» **Given problem**: Read through the records below and copy each line that uses the word "this".

— begin —

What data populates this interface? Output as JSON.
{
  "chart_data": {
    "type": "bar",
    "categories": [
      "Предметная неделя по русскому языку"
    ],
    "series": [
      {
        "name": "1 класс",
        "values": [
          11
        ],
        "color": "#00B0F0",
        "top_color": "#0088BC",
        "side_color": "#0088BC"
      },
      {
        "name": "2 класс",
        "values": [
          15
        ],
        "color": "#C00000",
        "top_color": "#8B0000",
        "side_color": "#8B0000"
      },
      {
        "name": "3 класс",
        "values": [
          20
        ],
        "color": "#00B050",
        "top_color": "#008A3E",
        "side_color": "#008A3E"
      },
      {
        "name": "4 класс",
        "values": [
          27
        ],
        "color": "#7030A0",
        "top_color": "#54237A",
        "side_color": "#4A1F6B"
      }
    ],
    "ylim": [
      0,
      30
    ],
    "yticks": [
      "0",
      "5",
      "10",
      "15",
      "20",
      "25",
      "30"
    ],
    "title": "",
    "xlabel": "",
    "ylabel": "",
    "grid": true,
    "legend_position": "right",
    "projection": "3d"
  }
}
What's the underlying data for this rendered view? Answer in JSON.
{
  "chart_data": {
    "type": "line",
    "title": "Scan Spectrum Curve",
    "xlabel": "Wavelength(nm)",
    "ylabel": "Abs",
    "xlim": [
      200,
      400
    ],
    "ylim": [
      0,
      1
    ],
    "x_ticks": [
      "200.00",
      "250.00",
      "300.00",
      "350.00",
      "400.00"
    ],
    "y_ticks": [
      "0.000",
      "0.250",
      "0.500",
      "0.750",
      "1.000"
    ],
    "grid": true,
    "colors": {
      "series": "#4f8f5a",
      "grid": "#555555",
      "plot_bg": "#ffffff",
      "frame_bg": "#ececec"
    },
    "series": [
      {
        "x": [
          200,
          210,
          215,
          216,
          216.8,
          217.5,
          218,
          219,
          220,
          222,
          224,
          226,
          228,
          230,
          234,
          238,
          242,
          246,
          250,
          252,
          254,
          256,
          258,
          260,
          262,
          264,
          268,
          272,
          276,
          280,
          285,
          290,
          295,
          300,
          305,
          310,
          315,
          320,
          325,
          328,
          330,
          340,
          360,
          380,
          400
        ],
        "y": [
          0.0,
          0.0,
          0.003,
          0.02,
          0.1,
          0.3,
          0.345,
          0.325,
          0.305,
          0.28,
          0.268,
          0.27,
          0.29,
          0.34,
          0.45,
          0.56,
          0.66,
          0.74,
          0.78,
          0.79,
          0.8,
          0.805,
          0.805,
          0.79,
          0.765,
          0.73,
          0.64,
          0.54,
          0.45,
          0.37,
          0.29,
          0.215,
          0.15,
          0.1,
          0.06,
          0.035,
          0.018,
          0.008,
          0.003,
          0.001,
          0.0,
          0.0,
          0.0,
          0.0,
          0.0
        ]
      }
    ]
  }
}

— end —

» **Answer in full**:
What data populates this interface? Output as JSON.
What's the underlying data for this rendered view? Answer in JSON.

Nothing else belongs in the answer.